WHAT TO PRODUCE:
Retype every entry in its entirety, without alteration.

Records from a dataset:
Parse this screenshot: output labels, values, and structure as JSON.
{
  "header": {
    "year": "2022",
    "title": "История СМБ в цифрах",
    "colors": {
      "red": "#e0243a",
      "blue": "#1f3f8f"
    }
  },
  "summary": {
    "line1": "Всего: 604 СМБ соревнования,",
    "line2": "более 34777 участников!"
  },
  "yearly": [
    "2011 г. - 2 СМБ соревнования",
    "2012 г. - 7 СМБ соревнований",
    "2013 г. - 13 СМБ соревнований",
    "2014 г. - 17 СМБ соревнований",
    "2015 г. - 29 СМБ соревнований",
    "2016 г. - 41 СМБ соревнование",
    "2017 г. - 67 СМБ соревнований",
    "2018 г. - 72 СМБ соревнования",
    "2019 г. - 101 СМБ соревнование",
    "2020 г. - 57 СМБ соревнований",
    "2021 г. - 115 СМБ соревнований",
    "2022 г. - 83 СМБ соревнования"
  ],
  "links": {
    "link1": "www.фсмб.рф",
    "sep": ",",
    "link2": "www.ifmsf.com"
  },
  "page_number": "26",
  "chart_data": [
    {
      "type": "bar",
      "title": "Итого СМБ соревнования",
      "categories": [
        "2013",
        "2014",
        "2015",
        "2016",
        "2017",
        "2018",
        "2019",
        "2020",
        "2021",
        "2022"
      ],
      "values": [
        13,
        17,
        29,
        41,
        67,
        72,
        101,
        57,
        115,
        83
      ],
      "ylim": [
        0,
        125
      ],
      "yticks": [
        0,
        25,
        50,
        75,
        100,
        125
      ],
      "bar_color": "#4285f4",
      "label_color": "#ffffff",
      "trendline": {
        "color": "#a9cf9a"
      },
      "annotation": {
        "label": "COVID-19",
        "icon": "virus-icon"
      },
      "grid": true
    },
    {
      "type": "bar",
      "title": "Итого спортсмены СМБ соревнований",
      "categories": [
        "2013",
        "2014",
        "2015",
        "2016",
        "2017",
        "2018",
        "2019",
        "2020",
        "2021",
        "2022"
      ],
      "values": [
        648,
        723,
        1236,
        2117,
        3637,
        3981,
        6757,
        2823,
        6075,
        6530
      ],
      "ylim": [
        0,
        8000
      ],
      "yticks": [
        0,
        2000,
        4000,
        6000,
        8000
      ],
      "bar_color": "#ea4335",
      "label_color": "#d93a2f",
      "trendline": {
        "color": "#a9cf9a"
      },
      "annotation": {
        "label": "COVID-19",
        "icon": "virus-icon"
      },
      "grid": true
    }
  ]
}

WRITTEN ANSWER:
Parse this screenshot: output labels, values, and structure as JSON.
{
  "header": {
    "year": "2022",
    "title": "История СМБ в цифрах",
    "colors": {
      "red": "#e0243a",
      "blue": "#1f3f8f"
    }
  },
  "summary": {
    "line1": "Всего: 604 СМБ соревнования,",
    "line2": "более 34777 участников!"
  },
  "yearly": [
    "2011 г. - 2 СМБ соревнования",
    "2012 г. - 7 СМБ соревнований",
    "2013 г. - 13 СМБ соревнований",
    "2014 г. - 17 СМБ соревнований",
    "2015 г. - 29 СМБ соревнований",
    "2016 г. - 41 СМБ соревнование",
    "2017 г. - 67 СМБ соревнований",
    "2018 г. - 72 СМБ соревнования",
    "2019 г. - 101 СМБ соревнование",
    "2020 г. - 57 СМБ соревнований",
    "2021 г. - 115 СМБ соревнований",
    "2022 г. - 83 СМБ соревнования"
  ],
  "links": {
    "link1": "www.фсмб.рф",
    "sep": ",",
    "link2": "www.ifmsf.com"
  },
  "page_number": "26",
  "chart_data": [
    {
      "type": "bar",
      "title": "Итого СМБ соревнования",
      "categories": [
        "2013",
        "2014",
        "2015",
        "2016",
        "2017",
        "2018",
        "2019",
        "2020",
        "2021",
        "2022"
      ],
      "values": [
        13,
        17,
        29,
        41,
        67,
        72,
        101,
        57,
        115,
        83
      ],
      "ylim": [
        0,
        125
      ],
      "yticks": [
        0,
        25,
        50,
        75,
        100,
        125
      ],
      "bar_color": "#4285f4",
      "label_color": "#ffffff",
      "trendline": {
        "color": "#a9cf9a"
      },
      "annotation": {
        "label": "COVID-19",
        "icon": "virus-icon"
      },
      "grid": true
    },
    {
      "type": "bar",
      "title": "Итого спортсмены СМБ соревнований",
      "categories": [
        "2013",
        "2014",
        "2015",
        "2016",
        "2017",
        "2018",
        "2019",
        "2020",
        "2021",
        "2022"
      ],
      "values": [
        648,
        723,
        1236,
        2117,
        3637,
        3981,
        6757,
        2823,
        6075,
        6530
      ],
      "ylim": [
        0,
        8000
      ],
      "yticks": [
        0,
        2000,
        4000,
        6000,
        8000
      ],
      "bar_color": "#ea4335",
      "label_color": "#d93a2f",
      "trendline": {
        "color": "#a9cf9a"
      },
      "annotation": {
        "label": "COVID-19",
        "icon": "virus-icon"
      },
      "grid": true
    }
  ]
}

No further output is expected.